**RECORDED INFORMATION**:
********

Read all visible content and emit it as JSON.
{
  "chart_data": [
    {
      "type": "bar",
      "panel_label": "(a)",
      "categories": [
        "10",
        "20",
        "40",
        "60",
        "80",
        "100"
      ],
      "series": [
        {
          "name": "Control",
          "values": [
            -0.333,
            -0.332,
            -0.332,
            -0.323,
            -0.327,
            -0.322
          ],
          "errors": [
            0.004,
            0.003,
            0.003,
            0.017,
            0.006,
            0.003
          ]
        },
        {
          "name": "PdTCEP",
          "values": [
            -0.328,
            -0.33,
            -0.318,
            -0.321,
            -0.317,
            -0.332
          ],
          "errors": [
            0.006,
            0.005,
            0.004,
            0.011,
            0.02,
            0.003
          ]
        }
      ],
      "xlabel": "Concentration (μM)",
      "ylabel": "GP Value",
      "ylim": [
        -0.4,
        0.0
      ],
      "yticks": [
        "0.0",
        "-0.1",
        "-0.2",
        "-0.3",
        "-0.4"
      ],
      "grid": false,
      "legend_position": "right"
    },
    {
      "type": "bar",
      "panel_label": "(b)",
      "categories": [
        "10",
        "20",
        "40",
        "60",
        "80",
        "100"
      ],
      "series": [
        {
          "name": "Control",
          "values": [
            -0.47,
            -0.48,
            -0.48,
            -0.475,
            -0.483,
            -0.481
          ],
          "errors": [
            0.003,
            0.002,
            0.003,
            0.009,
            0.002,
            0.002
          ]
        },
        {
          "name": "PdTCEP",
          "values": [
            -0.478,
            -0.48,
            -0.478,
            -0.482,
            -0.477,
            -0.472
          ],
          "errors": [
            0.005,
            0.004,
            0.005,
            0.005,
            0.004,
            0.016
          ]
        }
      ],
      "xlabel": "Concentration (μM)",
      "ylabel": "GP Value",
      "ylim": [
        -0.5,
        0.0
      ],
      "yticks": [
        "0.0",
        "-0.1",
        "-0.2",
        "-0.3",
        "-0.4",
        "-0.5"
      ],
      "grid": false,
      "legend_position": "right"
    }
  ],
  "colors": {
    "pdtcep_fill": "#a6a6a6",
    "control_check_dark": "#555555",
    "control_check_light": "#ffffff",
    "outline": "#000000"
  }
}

********

**OBJECTIVE**:
Reproduce each record exactly as it appears.

**ANSWER**:
Read all visible content and emit it as JSON.
{
  "chart_data": [
    {
      "type": "bar",
      "panel_label": "(a)",
      "categories": [
        "10",
        "20",
        "40",
        "60",
        "80",
        "100"
      ],
      "series": [
        {
          "name": "Control",
          "values": [
            -0.333,
            -0.332,
            -0.332,
            -0.323,
            -0.327,
            -0.322
          ],
          "errors": [
            0.004,
            0.003,
            0.003,
            0.017,
            0.006,
            0.003
          ]
        },
        {
          "name": "PdTCEP",
          "values": [
            -0.328,
            -0.33,
            -0.318,
            -0.321,
            -0.317,
            -0.332
          ],
          "errors": [
            0.006,
            0.005,
            0.004,
            0.011,
            0.02,
            0.003
          ]
        }
      ],
      "xlabel": "Concentration (μM)",
      "ylabel": "GP Value",
      "ylim": [
        -0.4,
        0.0
      ],
      "yticks": [
        "0.0",
        "-0.1",
        "-0.2",
        "-0.3",
        "-0.4"
      ],
      "grid": false,
      "legend_position": "right"
    },
    {
      "type": "bar",
      "panel_label": "(b)",
      "categories": [
        "10",
        "20",
        "40",
        "60",
        "80",
        "100"
      ],
      "series": [
        {
          "name": "Control",
          "values": [
            -0.47,
            -0.48,
            -0.48,
            -0.475,
            -0.483,
            -0.481
          ],
          "errors": [
            0.003,
            0.002,
            0.003,
            0.009,
            0.002,
            0.002
          ]
        },
        {
          "name": "PdTCEP",
          "values": [
            -0.478,
            -0.48,
            -0.478,
            -0.482,
            -0.477,
            -0.472
          ],
          "errors": [
            0.005,
            0.004,
            0.005,
            0.005,
            0.004,
            0.016
          ]
        }
      ],
      "xlabel": "Concentration (μM)",
      "ylabel": "GP Value",
      "ylim": [
        -0.5,
        0.0
      ],
      "yticks": [
        "0.0",
        "-0.1",
        "-0.2",
        "-0.3",
        "-0.4",
        "-0.5"
      ],
      "grid": false,
      "legend_position": "right"
    }
  ],
  "colors": {
    "pdtcep_fill": "#a6a6a6",
    "control_check_dark": "#555555",
    "control_check_light": "#ffffff",
    "outline": "#000000"
  }
}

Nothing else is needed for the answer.